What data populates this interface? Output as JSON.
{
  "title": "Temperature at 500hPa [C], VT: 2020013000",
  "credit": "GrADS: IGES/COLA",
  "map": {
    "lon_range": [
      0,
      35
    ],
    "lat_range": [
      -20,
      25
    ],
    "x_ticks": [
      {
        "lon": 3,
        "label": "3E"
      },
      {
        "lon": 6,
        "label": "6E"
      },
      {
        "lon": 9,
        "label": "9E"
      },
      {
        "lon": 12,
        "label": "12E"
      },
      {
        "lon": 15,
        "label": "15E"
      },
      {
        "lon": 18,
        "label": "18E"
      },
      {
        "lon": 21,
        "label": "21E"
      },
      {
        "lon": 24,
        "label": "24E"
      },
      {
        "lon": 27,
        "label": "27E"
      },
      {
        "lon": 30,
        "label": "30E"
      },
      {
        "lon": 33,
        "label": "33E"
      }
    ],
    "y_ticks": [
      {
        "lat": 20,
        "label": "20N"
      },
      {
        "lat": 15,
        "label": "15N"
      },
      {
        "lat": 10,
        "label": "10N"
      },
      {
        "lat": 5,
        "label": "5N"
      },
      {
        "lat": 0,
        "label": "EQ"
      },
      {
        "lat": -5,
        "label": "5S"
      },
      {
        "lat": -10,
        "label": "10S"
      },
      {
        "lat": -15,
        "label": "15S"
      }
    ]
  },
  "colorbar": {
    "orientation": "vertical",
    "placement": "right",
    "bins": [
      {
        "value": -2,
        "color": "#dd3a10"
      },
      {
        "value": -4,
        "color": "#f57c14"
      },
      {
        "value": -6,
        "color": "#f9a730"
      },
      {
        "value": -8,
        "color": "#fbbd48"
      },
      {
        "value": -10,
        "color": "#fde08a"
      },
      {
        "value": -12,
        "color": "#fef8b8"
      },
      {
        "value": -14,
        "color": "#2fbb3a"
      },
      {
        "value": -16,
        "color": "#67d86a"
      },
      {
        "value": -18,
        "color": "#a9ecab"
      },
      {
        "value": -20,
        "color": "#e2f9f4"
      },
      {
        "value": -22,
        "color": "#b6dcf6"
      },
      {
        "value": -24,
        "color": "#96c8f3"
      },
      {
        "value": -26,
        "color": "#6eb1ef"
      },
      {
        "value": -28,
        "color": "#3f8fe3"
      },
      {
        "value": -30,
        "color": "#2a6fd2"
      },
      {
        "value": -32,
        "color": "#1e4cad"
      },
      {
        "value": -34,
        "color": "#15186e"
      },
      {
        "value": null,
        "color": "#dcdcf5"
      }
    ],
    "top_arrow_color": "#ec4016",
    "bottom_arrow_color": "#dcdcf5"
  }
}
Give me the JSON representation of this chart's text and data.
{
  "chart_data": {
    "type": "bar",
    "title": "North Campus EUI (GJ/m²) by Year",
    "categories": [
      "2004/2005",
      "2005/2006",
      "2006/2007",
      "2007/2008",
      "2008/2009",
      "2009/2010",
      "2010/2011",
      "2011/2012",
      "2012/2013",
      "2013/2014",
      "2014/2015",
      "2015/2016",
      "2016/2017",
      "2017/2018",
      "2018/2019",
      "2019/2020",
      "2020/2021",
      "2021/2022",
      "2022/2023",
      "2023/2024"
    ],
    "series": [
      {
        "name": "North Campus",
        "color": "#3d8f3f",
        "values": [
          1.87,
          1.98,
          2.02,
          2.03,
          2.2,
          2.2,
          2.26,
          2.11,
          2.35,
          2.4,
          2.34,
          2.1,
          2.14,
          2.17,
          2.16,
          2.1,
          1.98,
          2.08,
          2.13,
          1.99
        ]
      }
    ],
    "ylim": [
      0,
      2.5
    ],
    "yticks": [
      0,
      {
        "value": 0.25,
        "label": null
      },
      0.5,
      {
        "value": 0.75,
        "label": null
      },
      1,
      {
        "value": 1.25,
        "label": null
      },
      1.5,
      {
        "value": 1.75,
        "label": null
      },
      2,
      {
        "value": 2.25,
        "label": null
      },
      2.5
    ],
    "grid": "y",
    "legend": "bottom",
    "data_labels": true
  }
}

**Problem details:**
Only lines holding the string "this" are wanted; gather each one from the entries above.

**Written solution:**
What data populates this interface? Output as JSON.
Give me the JSON representation of this chart's text and data.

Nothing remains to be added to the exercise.